EXERCISE TASK
Each line of the data that includes the string "this" is to be copied out.

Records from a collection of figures
>> start
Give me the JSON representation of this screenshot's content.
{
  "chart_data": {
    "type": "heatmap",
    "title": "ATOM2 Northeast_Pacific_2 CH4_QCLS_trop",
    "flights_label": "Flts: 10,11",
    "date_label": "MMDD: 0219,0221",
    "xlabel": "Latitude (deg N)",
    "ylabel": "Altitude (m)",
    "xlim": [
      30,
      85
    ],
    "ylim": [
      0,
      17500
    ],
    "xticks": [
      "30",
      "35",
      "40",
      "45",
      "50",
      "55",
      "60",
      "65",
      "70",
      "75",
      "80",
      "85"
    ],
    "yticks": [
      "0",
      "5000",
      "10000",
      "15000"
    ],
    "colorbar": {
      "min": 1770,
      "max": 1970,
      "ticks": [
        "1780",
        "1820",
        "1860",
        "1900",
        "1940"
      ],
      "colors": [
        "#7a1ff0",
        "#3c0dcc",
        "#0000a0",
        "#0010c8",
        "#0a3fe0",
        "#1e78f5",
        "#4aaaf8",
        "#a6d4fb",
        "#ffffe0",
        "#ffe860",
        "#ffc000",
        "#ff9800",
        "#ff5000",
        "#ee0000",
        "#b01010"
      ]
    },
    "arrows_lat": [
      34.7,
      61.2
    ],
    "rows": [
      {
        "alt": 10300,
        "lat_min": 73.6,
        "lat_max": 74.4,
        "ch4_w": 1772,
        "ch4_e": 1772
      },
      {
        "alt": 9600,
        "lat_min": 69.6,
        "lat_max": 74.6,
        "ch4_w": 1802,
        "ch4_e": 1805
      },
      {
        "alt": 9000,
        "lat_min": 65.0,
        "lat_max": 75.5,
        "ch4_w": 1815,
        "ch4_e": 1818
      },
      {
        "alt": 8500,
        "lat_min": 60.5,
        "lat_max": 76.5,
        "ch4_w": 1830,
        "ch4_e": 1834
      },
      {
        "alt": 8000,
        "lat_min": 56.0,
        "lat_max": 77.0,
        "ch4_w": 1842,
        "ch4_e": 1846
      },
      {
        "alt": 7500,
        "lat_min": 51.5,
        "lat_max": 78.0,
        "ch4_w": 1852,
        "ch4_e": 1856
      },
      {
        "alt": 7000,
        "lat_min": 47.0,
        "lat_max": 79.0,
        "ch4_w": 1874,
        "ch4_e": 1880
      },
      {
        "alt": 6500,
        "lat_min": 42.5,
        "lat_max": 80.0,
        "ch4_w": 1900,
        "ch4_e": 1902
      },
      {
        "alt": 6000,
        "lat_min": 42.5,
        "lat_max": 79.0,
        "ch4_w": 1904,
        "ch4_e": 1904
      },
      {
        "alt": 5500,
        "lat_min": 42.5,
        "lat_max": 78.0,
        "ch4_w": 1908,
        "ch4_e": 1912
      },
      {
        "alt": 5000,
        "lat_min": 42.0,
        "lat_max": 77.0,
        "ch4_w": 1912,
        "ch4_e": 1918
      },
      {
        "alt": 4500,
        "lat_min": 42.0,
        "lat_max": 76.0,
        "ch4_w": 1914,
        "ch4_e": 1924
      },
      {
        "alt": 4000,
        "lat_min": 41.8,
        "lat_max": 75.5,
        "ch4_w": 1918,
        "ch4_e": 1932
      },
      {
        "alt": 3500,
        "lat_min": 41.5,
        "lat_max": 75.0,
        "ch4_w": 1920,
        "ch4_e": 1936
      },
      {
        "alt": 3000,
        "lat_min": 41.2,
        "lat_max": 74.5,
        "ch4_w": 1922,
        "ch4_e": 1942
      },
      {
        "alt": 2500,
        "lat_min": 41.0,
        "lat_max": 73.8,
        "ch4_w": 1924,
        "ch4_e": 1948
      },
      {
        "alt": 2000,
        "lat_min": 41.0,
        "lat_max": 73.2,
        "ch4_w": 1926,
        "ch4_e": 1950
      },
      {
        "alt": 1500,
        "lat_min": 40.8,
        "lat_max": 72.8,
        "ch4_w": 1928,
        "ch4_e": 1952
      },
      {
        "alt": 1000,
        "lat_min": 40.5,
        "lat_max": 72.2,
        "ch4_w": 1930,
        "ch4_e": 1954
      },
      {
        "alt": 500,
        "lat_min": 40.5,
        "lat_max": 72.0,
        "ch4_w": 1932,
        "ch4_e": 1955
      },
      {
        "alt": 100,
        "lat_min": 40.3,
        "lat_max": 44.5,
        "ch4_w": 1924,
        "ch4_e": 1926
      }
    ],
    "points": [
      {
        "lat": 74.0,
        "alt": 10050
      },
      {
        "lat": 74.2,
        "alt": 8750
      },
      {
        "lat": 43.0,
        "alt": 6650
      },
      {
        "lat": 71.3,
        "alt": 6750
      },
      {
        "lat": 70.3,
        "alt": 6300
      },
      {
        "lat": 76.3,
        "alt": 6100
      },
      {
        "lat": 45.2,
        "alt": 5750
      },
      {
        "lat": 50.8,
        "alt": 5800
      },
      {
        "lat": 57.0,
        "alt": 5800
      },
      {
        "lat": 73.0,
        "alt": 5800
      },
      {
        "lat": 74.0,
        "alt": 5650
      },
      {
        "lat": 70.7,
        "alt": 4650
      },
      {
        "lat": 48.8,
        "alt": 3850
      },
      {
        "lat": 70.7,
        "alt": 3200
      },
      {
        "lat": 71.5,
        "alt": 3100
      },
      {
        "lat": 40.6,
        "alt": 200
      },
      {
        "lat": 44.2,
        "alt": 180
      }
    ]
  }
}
>> end
>> start
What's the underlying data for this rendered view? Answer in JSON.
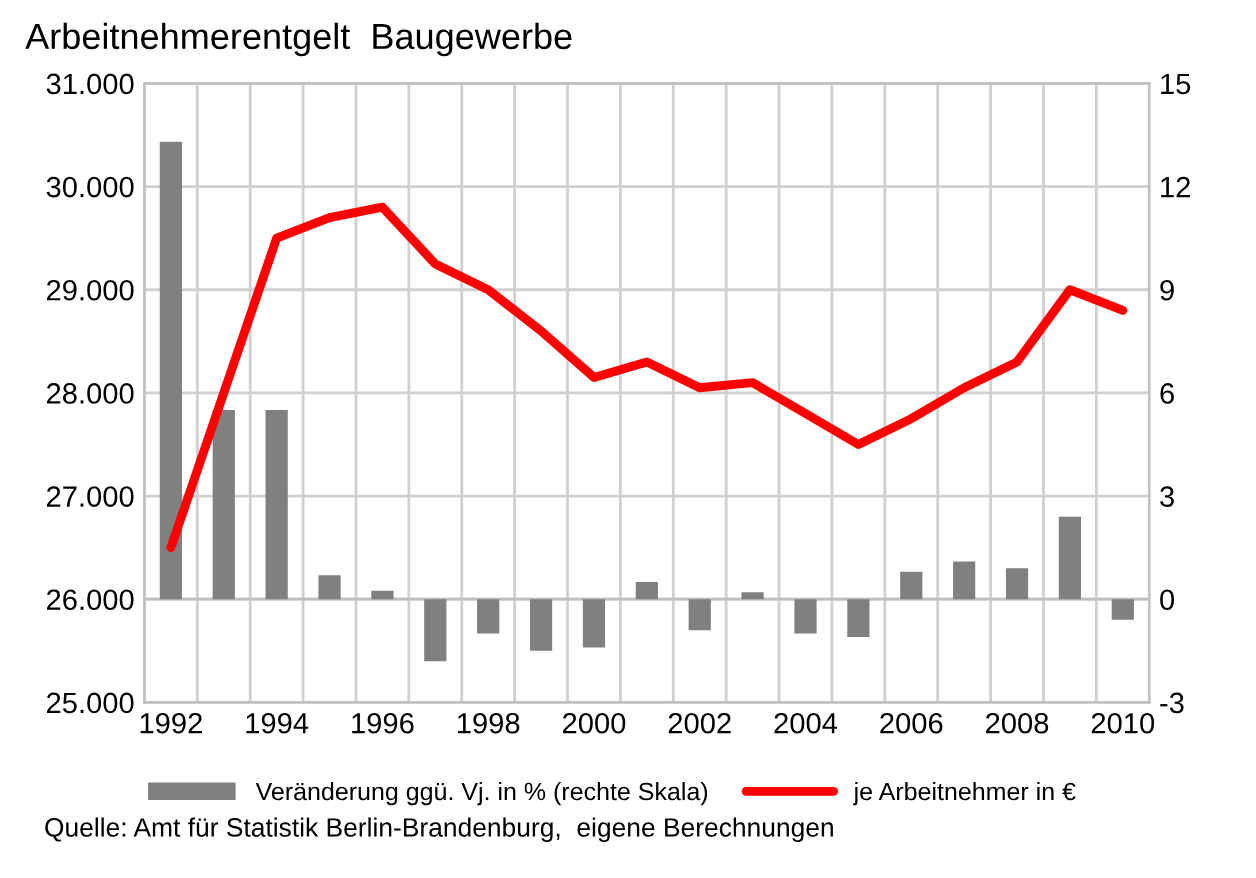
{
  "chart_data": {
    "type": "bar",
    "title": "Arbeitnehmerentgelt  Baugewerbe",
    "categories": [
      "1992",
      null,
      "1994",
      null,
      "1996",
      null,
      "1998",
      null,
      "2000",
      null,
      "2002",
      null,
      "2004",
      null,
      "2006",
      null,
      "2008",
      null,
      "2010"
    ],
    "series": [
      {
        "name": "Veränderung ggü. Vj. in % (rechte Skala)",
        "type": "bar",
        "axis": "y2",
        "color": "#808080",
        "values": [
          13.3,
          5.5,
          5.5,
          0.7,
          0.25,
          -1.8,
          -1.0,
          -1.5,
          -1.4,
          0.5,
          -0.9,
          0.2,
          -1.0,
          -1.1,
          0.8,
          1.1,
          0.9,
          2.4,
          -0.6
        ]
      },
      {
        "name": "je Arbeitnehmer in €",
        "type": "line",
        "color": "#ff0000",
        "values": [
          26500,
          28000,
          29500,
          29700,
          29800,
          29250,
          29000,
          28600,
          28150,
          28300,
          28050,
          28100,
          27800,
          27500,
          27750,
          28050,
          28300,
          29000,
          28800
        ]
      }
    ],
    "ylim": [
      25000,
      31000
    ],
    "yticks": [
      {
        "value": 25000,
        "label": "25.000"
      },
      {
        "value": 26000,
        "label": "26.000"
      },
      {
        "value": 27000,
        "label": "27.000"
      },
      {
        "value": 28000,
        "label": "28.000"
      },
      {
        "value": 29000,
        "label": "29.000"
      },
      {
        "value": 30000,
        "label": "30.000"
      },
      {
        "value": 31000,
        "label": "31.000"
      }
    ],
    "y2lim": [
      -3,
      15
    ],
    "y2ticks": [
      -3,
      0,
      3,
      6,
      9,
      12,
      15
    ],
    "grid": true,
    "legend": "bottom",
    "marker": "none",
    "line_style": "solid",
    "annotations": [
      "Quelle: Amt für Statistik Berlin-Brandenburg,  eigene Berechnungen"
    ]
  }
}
>> end
THE RESPONSE
Give me the JSON representation of this screenshot's content.
What's the underlying data for this rendered view? Answer in JSON.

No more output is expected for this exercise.